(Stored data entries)
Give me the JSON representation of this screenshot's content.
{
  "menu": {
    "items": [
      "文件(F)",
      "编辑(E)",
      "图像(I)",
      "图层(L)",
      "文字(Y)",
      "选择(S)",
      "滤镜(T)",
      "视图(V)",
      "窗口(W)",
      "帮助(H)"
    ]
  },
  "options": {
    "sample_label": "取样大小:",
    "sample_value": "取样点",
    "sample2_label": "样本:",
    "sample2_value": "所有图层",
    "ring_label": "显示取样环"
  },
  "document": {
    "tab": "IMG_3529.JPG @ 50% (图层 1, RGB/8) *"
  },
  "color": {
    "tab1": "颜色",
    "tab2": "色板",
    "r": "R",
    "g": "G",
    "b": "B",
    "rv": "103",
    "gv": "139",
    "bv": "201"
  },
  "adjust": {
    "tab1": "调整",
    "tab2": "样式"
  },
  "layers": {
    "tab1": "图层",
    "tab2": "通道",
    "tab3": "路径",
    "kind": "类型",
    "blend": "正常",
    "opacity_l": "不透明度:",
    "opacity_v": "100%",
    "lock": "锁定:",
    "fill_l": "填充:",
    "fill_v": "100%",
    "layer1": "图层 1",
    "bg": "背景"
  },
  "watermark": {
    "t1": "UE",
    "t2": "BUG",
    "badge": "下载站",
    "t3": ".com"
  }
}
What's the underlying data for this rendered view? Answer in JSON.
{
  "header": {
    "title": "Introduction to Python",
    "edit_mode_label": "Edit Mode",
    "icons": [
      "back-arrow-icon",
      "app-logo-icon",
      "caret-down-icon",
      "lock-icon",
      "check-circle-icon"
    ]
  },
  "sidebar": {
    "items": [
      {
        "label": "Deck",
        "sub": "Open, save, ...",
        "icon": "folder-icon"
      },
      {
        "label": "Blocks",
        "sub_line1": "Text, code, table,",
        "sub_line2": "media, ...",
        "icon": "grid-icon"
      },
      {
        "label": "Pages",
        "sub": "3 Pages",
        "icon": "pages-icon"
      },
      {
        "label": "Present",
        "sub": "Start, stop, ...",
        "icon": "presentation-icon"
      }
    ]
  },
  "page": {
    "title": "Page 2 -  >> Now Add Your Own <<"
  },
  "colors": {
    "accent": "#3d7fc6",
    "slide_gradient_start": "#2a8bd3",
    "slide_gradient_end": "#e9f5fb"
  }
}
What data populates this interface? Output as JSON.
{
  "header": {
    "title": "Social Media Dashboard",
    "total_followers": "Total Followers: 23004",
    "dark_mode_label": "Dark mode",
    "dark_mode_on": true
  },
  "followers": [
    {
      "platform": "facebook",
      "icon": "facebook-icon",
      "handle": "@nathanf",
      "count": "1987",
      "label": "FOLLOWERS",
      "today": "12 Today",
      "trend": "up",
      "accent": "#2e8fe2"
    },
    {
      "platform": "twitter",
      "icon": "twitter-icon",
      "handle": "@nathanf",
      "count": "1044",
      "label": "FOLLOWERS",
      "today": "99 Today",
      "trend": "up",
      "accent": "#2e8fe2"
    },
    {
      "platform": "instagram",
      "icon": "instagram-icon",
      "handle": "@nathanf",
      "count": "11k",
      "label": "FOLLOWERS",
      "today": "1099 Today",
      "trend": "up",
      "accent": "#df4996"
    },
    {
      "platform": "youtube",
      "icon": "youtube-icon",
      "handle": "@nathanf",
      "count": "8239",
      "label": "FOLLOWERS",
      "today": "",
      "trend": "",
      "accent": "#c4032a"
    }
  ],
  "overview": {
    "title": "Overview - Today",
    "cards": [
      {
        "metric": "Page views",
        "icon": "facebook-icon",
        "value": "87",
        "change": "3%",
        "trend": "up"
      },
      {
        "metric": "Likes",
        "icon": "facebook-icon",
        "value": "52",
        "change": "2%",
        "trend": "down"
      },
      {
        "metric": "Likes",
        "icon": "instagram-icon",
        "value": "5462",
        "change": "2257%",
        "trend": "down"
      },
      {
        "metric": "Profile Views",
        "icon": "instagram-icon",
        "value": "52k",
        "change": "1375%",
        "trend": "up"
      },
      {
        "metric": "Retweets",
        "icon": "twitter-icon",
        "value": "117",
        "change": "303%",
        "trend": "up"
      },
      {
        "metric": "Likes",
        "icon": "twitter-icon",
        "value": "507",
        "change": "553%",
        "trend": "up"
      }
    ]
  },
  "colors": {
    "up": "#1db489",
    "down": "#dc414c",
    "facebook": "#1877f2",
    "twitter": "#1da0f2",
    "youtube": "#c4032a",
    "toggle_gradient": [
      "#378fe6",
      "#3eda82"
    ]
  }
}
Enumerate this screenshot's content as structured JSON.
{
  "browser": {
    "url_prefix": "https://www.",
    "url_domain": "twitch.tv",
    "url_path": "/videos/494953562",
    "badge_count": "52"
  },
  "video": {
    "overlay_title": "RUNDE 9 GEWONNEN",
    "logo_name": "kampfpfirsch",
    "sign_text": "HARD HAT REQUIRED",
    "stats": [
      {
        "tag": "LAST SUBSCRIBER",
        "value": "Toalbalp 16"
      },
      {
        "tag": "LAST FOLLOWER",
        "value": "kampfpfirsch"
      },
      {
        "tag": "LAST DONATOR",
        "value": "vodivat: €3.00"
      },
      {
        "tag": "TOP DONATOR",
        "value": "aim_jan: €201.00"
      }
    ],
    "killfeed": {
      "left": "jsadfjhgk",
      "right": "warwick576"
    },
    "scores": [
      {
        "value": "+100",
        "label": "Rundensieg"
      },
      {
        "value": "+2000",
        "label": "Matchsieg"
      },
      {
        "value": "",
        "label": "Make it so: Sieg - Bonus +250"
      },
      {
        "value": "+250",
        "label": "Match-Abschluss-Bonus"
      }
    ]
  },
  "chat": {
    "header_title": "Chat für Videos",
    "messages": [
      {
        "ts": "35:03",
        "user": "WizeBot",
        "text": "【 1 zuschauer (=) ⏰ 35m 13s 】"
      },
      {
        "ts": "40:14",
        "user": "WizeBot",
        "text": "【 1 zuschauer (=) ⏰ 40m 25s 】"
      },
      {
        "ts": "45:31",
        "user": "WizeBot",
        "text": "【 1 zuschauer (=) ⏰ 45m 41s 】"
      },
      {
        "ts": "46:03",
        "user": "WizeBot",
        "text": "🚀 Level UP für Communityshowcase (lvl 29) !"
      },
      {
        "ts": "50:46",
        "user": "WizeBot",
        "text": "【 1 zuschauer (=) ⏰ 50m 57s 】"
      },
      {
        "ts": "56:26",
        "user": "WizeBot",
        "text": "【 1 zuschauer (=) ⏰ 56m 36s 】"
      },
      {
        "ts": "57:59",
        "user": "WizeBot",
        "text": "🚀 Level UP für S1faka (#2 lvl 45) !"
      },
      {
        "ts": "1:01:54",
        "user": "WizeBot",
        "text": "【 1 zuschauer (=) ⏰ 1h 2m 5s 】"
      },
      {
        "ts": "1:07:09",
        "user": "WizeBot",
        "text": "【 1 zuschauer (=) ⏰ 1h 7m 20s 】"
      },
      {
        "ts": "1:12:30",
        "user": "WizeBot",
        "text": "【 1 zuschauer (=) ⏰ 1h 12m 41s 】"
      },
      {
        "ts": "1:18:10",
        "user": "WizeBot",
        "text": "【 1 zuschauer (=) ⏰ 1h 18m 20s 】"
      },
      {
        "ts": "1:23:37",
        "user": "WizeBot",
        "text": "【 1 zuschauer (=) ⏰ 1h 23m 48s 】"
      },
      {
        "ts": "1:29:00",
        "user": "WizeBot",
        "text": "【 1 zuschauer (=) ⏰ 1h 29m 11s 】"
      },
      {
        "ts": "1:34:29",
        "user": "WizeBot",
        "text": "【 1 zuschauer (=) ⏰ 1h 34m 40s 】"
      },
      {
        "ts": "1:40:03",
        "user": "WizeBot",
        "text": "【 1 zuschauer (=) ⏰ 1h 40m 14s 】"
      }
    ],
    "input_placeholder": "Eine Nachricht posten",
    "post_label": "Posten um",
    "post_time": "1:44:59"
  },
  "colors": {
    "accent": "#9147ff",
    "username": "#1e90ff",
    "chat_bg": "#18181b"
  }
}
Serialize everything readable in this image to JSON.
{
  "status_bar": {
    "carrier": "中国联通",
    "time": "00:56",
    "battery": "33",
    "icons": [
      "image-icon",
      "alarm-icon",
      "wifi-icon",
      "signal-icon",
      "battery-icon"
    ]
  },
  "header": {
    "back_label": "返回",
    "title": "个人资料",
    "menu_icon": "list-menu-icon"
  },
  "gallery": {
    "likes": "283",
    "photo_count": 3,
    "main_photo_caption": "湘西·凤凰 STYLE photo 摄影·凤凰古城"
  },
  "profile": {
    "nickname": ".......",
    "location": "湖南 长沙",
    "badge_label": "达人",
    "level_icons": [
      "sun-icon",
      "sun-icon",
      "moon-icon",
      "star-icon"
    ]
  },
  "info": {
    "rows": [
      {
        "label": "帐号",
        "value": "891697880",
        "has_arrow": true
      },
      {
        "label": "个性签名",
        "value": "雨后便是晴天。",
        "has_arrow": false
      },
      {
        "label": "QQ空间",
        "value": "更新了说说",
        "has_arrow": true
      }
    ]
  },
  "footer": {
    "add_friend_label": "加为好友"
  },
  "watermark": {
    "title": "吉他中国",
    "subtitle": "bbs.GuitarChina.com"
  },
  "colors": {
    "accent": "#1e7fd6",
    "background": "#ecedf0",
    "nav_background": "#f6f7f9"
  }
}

# Task to carry out:
The required output is the exact sequence of lines from the one containing "Serialize everything readable" through the end of the listing, both endpoints included.

# Full answer:
Serialize everything readable in this image to JSON.
{
  "status_bar": {
    "carrier": "中国联通",
    "time": "00:56",
    "battery": "33",
    "icons": [
      "image-icon",
      "alarm-icon",
      "wifi-icon",
      "signal-icon",
      "battery-icon"
    ]
  },
  "header": {
    "back_label": "返回",
    "title": "个人资料",
    "menu_icon": "list-menu-icon"
  },
  "gallery": {
    "likes": "283",
    "photo_count": 3,
    "main_photo_caption": "湘西·凤凰 STYLE photo 摄影·凤凰古城"
  },
  "profile": {
    "nickname": ".......",
    "location": "湖南 长沙",
    "badge_label": "达人",
    "level_icons": [
      "sun-icon",
      "sun-icon",
      "moon-icon",
      "star-icon"
    ]
  },
  "info": {
    "rows": [
      {
        "label": "帐号",
        "value": "891697880",
        "has_arrow": true
      },
      {
        "label": "个性签名",
        "value": "雨后便是晴天。",
        "has_arrow": false
      },
      {
        "label": "QQ空间",
        "value": "更新了说说",
        "has_arrow": true
      }
    ]
  },
  "footer": {
    "add_friend_label": "加为好友"
  },
  "watermark": {
    "title": "吉他中国",
    "subtitle": "bbs.GuitarChina.com"
  },
  "colors": {
    "accent": "#1e7fd6",
    "background": "#ecedf0",
    "nav_background": "#f6f7f9"
  }
}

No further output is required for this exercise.